Stored entries
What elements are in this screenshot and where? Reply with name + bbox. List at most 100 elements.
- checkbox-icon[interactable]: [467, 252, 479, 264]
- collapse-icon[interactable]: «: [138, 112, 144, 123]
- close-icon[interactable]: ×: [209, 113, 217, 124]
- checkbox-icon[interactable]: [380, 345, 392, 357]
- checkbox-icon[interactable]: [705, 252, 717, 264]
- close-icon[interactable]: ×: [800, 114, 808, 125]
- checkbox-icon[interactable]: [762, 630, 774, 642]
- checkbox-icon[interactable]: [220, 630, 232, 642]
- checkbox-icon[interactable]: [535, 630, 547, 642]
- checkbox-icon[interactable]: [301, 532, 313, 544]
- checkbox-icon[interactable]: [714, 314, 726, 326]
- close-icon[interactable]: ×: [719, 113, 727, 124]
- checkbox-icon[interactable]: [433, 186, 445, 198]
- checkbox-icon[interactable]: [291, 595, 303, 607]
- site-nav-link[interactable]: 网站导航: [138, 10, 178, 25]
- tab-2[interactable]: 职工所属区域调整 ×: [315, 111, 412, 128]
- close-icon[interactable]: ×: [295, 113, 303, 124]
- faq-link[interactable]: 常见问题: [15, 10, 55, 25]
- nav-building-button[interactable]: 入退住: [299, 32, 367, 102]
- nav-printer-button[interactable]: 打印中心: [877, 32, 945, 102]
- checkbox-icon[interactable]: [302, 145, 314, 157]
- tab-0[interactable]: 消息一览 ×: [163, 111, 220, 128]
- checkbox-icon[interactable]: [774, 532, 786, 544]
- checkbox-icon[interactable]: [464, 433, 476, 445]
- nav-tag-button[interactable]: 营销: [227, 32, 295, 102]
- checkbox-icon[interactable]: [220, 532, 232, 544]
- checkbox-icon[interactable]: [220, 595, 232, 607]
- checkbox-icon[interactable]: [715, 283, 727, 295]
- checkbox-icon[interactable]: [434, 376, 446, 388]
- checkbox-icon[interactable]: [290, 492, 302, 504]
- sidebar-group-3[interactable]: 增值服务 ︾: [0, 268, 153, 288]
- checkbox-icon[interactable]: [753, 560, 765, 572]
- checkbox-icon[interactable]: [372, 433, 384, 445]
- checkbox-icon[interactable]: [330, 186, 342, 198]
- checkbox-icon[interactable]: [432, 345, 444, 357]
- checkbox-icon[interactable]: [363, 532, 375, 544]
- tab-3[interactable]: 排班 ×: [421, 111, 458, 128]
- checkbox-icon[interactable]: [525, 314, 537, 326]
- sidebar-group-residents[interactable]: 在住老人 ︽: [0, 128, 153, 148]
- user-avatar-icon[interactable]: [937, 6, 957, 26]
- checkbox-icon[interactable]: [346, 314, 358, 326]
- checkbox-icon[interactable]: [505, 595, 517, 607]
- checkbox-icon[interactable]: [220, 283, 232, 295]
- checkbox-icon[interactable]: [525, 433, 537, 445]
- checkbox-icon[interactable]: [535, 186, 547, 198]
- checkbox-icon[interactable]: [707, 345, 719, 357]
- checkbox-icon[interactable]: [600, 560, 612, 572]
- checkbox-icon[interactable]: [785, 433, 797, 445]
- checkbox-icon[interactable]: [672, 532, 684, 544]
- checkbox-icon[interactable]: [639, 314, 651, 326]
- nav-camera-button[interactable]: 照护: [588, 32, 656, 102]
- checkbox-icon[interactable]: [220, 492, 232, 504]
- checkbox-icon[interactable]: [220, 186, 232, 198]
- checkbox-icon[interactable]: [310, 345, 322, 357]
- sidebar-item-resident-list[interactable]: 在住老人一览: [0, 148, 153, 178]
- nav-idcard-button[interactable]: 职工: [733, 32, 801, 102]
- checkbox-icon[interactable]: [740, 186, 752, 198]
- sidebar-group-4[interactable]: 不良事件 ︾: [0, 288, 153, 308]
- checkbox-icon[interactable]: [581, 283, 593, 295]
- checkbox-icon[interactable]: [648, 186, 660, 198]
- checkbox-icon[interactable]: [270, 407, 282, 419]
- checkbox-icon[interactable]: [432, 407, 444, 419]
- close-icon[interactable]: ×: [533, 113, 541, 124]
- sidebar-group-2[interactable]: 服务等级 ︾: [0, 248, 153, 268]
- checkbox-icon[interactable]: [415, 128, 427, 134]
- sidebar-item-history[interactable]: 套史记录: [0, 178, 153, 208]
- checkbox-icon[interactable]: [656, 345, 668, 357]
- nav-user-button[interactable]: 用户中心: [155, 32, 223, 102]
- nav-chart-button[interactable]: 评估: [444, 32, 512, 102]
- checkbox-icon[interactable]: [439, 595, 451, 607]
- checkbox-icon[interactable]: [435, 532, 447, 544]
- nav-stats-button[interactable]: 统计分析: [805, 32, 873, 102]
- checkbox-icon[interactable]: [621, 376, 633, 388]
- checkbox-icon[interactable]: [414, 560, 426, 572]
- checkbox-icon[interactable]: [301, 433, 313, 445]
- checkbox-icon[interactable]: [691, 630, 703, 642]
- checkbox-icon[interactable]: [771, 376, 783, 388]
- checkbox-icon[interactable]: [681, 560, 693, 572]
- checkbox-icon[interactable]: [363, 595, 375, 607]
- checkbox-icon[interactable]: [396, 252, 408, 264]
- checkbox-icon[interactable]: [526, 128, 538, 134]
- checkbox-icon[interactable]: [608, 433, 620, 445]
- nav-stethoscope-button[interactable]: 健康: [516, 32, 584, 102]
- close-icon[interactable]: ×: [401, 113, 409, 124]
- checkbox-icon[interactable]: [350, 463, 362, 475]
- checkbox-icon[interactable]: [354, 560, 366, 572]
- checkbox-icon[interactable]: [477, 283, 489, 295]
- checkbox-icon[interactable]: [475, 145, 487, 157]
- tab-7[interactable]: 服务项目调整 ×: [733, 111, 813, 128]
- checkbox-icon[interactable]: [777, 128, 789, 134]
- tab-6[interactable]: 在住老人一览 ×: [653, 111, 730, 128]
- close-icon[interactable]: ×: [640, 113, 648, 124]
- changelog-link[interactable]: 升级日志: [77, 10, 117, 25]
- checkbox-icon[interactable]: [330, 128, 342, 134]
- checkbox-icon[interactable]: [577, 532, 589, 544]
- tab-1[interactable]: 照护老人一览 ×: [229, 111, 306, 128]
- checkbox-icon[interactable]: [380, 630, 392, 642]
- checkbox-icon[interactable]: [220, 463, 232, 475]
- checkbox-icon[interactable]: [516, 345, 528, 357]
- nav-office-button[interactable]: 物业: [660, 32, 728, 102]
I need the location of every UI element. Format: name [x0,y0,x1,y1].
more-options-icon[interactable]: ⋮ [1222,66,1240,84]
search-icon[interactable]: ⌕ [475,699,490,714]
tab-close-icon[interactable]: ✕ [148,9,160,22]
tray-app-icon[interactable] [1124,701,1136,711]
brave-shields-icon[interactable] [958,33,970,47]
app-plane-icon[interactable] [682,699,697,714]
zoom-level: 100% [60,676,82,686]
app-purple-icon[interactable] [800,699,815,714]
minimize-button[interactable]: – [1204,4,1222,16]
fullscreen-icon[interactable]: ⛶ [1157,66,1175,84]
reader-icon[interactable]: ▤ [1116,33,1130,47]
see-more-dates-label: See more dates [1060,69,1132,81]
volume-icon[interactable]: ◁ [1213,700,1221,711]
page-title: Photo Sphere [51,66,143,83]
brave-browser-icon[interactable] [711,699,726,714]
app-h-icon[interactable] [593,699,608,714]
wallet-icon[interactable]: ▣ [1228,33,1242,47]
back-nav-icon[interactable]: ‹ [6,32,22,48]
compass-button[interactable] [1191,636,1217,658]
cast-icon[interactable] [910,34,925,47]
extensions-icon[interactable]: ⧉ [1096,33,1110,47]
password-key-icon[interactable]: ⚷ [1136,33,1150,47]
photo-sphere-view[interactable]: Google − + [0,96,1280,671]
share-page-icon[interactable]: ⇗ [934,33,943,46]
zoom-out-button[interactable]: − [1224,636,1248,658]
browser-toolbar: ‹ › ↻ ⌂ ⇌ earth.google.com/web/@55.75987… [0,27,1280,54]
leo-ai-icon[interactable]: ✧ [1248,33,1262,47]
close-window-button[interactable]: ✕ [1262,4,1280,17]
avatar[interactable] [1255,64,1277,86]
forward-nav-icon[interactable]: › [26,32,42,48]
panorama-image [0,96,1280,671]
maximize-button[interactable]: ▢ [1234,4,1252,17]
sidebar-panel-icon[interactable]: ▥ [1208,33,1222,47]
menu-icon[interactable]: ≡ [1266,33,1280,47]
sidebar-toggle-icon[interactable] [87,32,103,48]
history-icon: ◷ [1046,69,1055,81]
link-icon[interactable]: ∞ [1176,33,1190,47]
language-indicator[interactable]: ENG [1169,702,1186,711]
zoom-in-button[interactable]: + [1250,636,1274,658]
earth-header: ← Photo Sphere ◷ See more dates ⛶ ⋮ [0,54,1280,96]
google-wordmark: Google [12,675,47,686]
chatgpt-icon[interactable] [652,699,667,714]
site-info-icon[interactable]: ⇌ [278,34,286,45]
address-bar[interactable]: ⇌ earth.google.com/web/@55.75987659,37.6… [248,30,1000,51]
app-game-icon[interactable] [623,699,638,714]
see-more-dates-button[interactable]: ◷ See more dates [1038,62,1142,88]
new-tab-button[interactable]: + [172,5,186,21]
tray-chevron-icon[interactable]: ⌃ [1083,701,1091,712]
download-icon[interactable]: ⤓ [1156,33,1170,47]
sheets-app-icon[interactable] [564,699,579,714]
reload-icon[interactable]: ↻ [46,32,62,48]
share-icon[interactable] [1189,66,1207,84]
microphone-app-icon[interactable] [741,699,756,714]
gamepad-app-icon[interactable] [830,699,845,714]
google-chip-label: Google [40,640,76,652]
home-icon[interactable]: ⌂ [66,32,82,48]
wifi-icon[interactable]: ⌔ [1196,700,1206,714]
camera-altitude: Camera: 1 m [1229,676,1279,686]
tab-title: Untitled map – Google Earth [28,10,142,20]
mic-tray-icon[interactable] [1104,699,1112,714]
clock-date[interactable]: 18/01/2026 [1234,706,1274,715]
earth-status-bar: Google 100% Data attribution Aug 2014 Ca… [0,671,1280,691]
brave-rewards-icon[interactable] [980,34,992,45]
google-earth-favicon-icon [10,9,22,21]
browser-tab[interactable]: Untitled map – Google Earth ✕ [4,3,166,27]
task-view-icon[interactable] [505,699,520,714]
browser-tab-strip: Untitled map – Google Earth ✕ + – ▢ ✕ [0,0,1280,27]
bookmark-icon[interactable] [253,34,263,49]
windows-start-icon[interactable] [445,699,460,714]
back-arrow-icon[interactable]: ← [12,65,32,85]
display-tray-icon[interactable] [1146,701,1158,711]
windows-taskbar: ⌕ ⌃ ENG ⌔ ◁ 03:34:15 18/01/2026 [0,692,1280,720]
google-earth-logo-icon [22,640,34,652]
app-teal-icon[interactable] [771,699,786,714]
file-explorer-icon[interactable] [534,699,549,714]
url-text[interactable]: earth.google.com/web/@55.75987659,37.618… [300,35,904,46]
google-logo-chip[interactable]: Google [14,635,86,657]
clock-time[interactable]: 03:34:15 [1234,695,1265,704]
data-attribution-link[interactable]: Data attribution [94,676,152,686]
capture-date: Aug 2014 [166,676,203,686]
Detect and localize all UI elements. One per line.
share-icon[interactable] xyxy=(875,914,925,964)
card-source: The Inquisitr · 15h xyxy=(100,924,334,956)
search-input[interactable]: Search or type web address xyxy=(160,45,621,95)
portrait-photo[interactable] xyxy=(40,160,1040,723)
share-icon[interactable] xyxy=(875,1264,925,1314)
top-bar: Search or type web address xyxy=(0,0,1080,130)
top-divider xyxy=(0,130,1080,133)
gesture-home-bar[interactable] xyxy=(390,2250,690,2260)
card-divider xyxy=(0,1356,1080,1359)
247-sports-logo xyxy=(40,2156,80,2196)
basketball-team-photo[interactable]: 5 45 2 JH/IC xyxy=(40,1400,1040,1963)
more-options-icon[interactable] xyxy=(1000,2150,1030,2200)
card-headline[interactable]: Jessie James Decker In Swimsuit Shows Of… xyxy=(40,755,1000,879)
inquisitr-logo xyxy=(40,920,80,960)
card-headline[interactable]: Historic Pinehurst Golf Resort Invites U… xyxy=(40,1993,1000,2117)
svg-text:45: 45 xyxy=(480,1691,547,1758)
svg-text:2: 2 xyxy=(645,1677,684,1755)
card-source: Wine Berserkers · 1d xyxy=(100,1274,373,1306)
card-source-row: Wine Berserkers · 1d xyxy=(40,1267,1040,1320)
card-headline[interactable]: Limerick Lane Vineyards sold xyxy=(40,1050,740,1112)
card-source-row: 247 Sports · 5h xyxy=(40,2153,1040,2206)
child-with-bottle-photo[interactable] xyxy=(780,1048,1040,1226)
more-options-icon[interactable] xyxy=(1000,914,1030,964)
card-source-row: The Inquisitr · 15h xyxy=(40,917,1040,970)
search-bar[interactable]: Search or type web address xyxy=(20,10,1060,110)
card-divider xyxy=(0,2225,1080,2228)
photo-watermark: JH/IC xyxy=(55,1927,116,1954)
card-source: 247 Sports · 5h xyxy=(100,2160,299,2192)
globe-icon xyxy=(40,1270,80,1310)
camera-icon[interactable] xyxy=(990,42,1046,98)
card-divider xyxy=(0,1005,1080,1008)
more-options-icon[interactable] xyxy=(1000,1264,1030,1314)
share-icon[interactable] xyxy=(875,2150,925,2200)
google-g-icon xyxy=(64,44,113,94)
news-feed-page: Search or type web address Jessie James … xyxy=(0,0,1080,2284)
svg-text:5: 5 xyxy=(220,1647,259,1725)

TASK OBJECTIVE:
Please find each line in the items above that contains the string "zoom" and copy those lines in full.

EXERCISE OUTPUT:
zoom-level: 100% [60,676,82,686]
zoom-out-button[interactable]: − [1224,636,1248,658]
zoom-in-button[interactable]: + [1250,636,1274,658]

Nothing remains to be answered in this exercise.